# start of GIVEN RECORDS
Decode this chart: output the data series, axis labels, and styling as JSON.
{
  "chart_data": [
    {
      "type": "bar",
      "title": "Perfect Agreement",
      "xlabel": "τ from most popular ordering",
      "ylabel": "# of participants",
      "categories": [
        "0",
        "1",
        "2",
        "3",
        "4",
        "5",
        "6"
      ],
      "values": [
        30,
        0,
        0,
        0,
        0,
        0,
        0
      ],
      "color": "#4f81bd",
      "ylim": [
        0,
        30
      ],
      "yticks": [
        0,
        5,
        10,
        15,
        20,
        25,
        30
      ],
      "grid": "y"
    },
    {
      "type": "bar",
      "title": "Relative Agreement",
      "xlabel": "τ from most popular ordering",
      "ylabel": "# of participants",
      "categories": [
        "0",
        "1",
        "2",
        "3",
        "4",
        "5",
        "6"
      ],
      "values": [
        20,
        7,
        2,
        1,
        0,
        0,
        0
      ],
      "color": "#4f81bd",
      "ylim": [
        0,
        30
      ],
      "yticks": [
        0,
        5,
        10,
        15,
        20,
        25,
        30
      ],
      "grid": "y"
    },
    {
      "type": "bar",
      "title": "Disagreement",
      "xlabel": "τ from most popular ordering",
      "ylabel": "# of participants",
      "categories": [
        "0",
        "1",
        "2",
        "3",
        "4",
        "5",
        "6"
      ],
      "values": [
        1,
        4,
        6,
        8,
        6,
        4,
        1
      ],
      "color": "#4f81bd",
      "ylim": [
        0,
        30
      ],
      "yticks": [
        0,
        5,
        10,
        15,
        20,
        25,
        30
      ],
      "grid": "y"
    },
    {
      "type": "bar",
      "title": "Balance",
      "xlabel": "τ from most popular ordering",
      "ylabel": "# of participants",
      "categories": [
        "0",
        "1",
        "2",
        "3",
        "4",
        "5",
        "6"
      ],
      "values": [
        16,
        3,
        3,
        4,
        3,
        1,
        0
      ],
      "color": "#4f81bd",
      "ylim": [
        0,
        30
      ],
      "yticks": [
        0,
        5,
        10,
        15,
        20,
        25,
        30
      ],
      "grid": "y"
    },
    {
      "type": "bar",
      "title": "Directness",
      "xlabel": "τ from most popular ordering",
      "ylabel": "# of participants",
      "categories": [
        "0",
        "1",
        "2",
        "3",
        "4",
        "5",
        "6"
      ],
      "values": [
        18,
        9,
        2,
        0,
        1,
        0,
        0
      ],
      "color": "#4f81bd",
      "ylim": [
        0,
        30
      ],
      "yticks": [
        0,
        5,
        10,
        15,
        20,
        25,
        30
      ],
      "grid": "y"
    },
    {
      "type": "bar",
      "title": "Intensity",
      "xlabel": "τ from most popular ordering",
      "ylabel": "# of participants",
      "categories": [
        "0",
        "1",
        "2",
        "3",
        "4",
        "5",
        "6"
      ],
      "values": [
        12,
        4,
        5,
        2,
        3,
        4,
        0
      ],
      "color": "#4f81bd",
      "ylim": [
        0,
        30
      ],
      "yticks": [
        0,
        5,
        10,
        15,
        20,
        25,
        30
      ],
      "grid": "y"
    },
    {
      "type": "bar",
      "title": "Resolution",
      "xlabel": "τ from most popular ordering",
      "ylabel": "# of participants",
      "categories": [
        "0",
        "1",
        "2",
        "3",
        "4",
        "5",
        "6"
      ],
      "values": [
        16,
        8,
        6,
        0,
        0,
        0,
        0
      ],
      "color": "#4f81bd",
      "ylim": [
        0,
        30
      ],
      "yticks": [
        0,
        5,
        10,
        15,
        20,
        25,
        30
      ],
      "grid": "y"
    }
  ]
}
# end of GIVEN RECORDS
▶ [WRITTEN TASK] Every entry above needs to be quoted exactly.

▶ [OUTPUT FOR THIS EXERCISE]
Decode this chart: output the data series, axis labels, and styling as JSON.
{
  "chart_data": [
    {
      "type": "bar",
      "title": "Perfect Agreement",
      "xlabel": "τ from most popular ordering",
      "ylabel": "# of participants",
      "categories": [
        "0",
        "1",
        "2",
        "3",
        "4",
        "5",
        "6"
      ],
      "values": [
        30,
        0,
        0,
        0,
        0,
        0,
        0
      ],
      "color": "#4f81bd",
      "ylim": [
        0,
        30
      ],
      "yticks": [
        0,
        5,
        10,
        15,
        20,
        25,
        30
      ],
      "grid": "y"
    },
    {
      "type": "bar",
      "title": "Relative Agreement",
      "xlabel": "τ from most popular ordering",
      "ylabel": "# of participants",
      "categories": [
        "0",
        "1",
        "2",
        "3",
        "4",
        "5",
        "6"
      ],
      "values": [
        20,
        7,
        2,
        1,
        0,
        0,
        0
      ],
      "color": "#4f81bd",
      "ylim": [
        0,
        30
      ],
      "yticks": [
        0,
        5,
        10,
        15,
        20,
        25,
        30
      ],
      "grid": "y"
    },
    {
      "type": "bar",
      "title": "Disagreement",
      "xlabel": "τ from most popular ordering",
      "ylabel": "# of participants",
      "categories": [
        "0",
        "1",
        "2",
        "3",
        "4",
        "5",
        "6"
      ],
      "values": [
        1,
        4,
        6,
        8,
        6,
        4,
        1
      ],
      "color": "#4f81bd",
      "ylim": [
        0,
        30
      ],
      "yticks": [
        0,
        5,
        10,
        15,
        20,
        25,
        30
      ],
      "grid": "y"
    },
    {
      "type": "bar",
      "title": "Balance",
      "xlabel": "τ from most popular ordering",
      "ylabel": "# of participants",
      "categories": [
        "0",
        "1",
        "2",
        "3",
        "4",
        "5",
        "6"
      ],
      "values": [
        16,
        3,
        3,
        4,
        3,
        1,
        0
      ],
      "color": "#4f81bd",
      "ylim": [
        0,
        30
      ],
      "yticks": [
        0,
        5,
        10,
        15,
        20,
        25,
        30
      ],
      "grid": "y"
    },
    {
      "type": "bar",
      "title": "Directness",
      "xlabel": "τ from most popular ordering",
      "ylabel": "# of participants",
      "categories": [
        "0",
        "1",
        "2",
        "3",
        "4",
        "5",
        "6"
      ],
      "values": [
        18,
        9,
        2,
        0,
        1,
        0,
        0
      ],
      "color": "#4f81bd",
      "ylim": [
        0,
        30
      ],
      "yticks": [
        0,
        5,
        10,
        15,
        20,
        25,
        30
      ],
      "grid": "y"
    },
    {
      "type": "bar",
      "title": "Intensity",
      "xlabel": "τ from most popular ordering",
      "ylabel": "# of participants",
      "categories": [
        "0",
        "1",
        "2",
        "3",
        "4",
        "5",
        "6"
      ],
      "values": [
        12,
        4,
        5,
        2,
        3,
        4,
        0
      ],
      "color": "#4f81bd",
      "ylim": [
        0,
        30
      ],
      "yticks": [
        0,
        5,
        10,
        15,
        20,
        25,
        30
      ],
      "grid": "y"
    },
    {
      "type": "bar",
      "title": "Resolution",
      "xlabel": "τ from most popular ordering",
      "ylabel": "# of participants",
      "categories": [
        "0",
        "1",
        "2",
        "3",
        "4",
        "5",
        "6"
      ],
      "values": [
        16,
        8,
        6,
        0,
        0,
        0,
        0
      ],
      "color": "#4f81bd",
      "ylim": [
        0,
        30
      ],
      "yticks": [
        0,
        5,
        10,
        15,
        20,
        25,
        30
      ],
      "grid": "y"
    }
  ]
}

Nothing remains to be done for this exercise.